__TEXT SEGMENT__.
BEGIN

Spleen from OT-I TCR transgene mice were collected and disrupted in Hank’s balanced salt solution (HBSS) containing 2% FBS and 1 mM EDTA. Aggregates and debris were removed by passing cell suspension through a 70-μm mesh nylon strainer. Tumor cell-specific T cells were then expanded in vitro by adding ovalbumin (OVA; 2 μg/ml) and interleukin (IL-2; 30 U/ml) for 5 days. Plasmid expressing OVA (pBlueRIP.TfrOVA was a gift from Francis R. Carbone (Addgene plasmid # 69596; http://n2t.net/addgene: 69596; RRID: Addgene_69596)) (17) was transfected into B16 Flag-PD-L1 cells and selected on G418 antibiotic for 2 weeks. Tumor cells were seeded in 12-well plates at a density of 1 × 10⁵ cells per well overnight followed by the addition of T cells at density of 5 × 10⁵ to each well using the ratio of 1:5. After two-day co-culturing, the cells were gently washed with PBS and ice methanol added to each well for incubation at –20 °C overnight. The wells were then stained with crystal violet for 2h at room temperature and washed with PBS. For the quantitative analysis, the crystal violet dye was solubilized with 30% acetic acid and measured by absorbance at 570 nm with microplate reader (Bio-Rad). For co-culture system of dendritic cell and T cell killing, C57BL/6 mice bone marrow dendritic cells (Cell Biologics, Chicago) were treated with or without CK2 inhibitor for 24h. Then dendritic cells were co-cultured in the presence of OVA with OT-I T cells and B16 Flag-PD-L1-OVA cells for three days. The wells were then stained with crystal violet for 2h at room temperature and washed with PBS. For the quantitative analysis, the crystal violet dye was solubilized with 30% acetic acid and measured by absorbance at 570 nm with microplate reader (Bio-Rad).

Database analysis

A user-interactive website (http://timer.cistrome.org/) was used to show the CK2 gene expression between tumor and normal tissue (18). Another user-interactive website (http://tide.dfci.harvard.edu/) was used to show the correlation between CK2 expression and patient survival (18). And several representative cancer types, like neuroblastoma, melanoma, TNBC, kidney cancer, lung cancer and pancreatic cancer were selected to show the correlation. TCGA data of skin cutaneous melanoma (TCGA, Pan Cancer Atlas) cohort was obtained from cBioPortal (RRID:SCR_014555) database (http://www.cbioportal.org/) to explore the correlation between CK2 mRNA expression and T cell killing marker mRNA expression, such as CD8, PRF1, GZMA, GZMB (19).

END

__PROBLEM TO SOLVE__. Continue the methods text on the co-culture killing assays and database analysis, starting right after its last sentence.

Stored entries:

BEGIN

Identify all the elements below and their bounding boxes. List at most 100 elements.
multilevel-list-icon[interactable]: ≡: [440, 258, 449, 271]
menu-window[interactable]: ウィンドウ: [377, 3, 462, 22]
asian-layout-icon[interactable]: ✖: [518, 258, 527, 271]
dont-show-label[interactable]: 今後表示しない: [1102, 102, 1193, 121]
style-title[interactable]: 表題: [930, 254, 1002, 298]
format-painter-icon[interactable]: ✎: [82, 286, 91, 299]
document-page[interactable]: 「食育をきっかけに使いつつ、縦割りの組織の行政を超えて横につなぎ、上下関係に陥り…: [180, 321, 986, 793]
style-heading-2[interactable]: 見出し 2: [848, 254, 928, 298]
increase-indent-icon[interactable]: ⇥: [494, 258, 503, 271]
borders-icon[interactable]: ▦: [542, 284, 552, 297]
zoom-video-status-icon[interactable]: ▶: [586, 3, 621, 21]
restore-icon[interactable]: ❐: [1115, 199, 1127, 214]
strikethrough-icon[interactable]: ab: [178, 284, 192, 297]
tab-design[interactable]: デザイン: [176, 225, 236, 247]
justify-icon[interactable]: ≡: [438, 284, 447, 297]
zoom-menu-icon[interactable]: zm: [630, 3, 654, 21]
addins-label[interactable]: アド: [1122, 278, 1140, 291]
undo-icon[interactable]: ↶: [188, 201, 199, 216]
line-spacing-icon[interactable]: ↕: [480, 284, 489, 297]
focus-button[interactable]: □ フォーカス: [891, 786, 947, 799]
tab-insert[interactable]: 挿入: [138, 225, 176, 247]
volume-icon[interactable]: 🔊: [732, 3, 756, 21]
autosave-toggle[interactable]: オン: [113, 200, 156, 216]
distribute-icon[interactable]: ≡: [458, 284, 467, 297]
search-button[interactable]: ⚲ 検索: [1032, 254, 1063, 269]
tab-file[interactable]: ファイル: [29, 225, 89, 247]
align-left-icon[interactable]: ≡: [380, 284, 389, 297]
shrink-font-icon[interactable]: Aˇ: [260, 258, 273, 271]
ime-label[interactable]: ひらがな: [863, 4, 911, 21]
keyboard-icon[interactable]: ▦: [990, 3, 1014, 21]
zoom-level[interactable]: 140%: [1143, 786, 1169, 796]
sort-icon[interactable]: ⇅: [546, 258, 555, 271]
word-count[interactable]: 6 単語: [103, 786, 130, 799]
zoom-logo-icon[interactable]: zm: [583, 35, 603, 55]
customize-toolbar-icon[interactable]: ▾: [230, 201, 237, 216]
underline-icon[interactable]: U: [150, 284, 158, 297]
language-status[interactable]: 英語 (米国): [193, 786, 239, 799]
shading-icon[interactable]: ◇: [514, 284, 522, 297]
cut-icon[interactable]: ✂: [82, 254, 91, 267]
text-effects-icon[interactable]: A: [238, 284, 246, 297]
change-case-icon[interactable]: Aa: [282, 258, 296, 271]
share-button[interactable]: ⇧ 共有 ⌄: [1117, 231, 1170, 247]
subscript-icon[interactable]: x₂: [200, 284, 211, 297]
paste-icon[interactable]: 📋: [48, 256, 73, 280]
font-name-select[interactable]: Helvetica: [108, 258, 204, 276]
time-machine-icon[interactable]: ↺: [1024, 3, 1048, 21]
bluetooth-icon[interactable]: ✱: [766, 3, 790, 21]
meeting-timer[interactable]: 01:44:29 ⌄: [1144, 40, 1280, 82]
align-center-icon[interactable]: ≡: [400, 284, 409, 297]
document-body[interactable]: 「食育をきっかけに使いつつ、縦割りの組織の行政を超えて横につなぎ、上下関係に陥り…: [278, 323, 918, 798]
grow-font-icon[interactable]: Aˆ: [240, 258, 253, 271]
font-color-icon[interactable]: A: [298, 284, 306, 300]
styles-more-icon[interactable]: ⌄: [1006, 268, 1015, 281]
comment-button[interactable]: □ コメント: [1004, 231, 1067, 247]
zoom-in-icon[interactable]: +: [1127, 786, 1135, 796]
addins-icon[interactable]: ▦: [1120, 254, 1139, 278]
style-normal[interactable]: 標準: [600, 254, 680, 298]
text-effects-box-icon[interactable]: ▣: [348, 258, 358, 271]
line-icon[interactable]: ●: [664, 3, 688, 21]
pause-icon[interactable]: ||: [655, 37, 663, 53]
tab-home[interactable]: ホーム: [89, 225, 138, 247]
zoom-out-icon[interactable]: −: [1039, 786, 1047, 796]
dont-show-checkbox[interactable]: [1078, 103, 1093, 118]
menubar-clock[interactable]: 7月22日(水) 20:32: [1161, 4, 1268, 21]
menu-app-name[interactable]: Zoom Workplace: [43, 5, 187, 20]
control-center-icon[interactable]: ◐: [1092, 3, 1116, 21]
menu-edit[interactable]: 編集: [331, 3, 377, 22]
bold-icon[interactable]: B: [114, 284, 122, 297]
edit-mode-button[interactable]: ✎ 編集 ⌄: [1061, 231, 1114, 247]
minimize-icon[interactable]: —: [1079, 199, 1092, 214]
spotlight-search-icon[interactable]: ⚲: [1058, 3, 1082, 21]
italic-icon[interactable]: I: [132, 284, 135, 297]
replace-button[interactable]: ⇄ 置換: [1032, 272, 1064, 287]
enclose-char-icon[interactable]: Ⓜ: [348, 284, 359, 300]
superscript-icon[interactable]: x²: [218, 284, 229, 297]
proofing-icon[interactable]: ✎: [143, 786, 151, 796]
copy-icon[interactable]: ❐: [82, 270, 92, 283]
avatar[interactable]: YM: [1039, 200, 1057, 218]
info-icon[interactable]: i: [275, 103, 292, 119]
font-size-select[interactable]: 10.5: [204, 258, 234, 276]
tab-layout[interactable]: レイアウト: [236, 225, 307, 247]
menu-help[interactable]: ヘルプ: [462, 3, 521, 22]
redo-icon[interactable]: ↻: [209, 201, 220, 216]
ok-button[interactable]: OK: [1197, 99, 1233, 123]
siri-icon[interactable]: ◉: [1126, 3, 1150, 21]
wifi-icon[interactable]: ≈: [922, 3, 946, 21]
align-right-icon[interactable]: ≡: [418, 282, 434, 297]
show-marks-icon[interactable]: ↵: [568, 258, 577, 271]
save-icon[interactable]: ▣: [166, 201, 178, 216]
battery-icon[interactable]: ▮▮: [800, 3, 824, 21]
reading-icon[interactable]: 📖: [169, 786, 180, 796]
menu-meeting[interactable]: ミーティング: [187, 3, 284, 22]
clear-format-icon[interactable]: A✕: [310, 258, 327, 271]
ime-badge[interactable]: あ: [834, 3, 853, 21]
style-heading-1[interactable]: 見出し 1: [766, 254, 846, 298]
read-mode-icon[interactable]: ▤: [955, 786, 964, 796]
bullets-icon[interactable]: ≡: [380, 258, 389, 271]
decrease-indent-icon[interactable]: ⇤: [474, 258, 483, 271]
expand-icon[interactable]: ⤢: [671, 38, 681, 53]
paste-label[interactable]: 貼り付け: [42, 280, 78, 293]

END

__RESULT OF THE EXERCISE__.
Animal studies

The BALB/c, C57BL/6 and nude mice (6–8 weeks old, female) were purchased from Jackson Lab. Studies were conducted under the guidelines approved by the Institutional Animal Care and Use Committee (IACUC). Mouse mammary tumor 4T1 (5 × 10⁴) and EMT6 (1 × 10⁵) cells were suspended in 50 μl medium mixed with 50 μl Matrigel basement membrane matrix (BD Biosciences) and injected into the second pair of mammary fat pads of BALB/c mice. EMT6 cells were also injected into nude mice using same method. Mouse melanoma B16F10 cells (5 × 10⁴) were injected into subcutaneous tissue of C57BL/6 mice. Tumor size was measured every two days using a caliper and calculated using the formula length × width²/2. When tumor size reached 50–100 mm³, mice were randomly grouped and administered treatment. For CK2 inhibitor treatment, mice were administered 75 mg/kg CX4945 (dissolved in 0.1% Tween 80 + 0.5% Sodium carboxymethyl cellulose (NaCMC) dissolved in 20% hydroxypropyl-beta-cyclodextrin) by oral gavage twice a day until the tumor size reached limit. For Tim-3 antibody treatment, mice were injected intraperitoneally 100 μg of Tim-3 antibody (clone B8.2C12; Bio X Cell) or control rat IgG (clone HRPN; Bio X Cell) on days 6, 11, and 16. Tumor weight was measured every two days. On day 21, tumor tissue (N = 3/group) was harvested and prepared for single cell suspension for further analysis. The remaining mice (N = 6/group) were monitored until the tumor size reached 1,500 mm³, then euthanized. For toxicity studies, blood (300 μl) was collected from the orbital sinus of mice using a microhematocrit blood tube at the end point of experiment. The blood was subjected to biochemical analysis for liver marker enzymes alanine transaminase (ALT) and aspartate transaminase (AST) and kidney marker by-products creatinine and blood urea nitrogen (BUN) to evaluate treatment toxicity by COSBA INTERGRA 400 plus (Roche Diagnostics, Rotkreuz, Switzerland) at The Department of Veterinary Medicine and Surgery, The University of Texas MD Anderson Cancer Center.

CyTOF analysis

Mouse Tumor Dissociation Kit (130–096-730, Miltenyl Biotec) and gentleMACSOcto Dissociator (130–096-427, Miltenyl Biotec) were used to digest the excised tumors from mice. Cells were then blocked with CD16/CD32 (40477, 1:50; BioLegend, San Diego, CA, USA) antibody followed by incubation with a mixture of metal-labeled antibodies (Supplementary Table S2) for 1 h at room temperature. After incubation, cells were washed with wash buffer three times. Cisplatin (195Pt, Fluidigm) was used as a marker to detect dead cells. Cell-ID Ir-intercalator (Fluidigm, San Francisco, CA, USA) was incubated overnight at 4 °C. The samples were analyzed using the Helios System (Fluidigm). Data were processed by the FlowJo (RRID:SCR_008520) software and Cytobank (RRID:SCR_014043 ) (Cytobank, Inc. Santa Clara, CA, USA).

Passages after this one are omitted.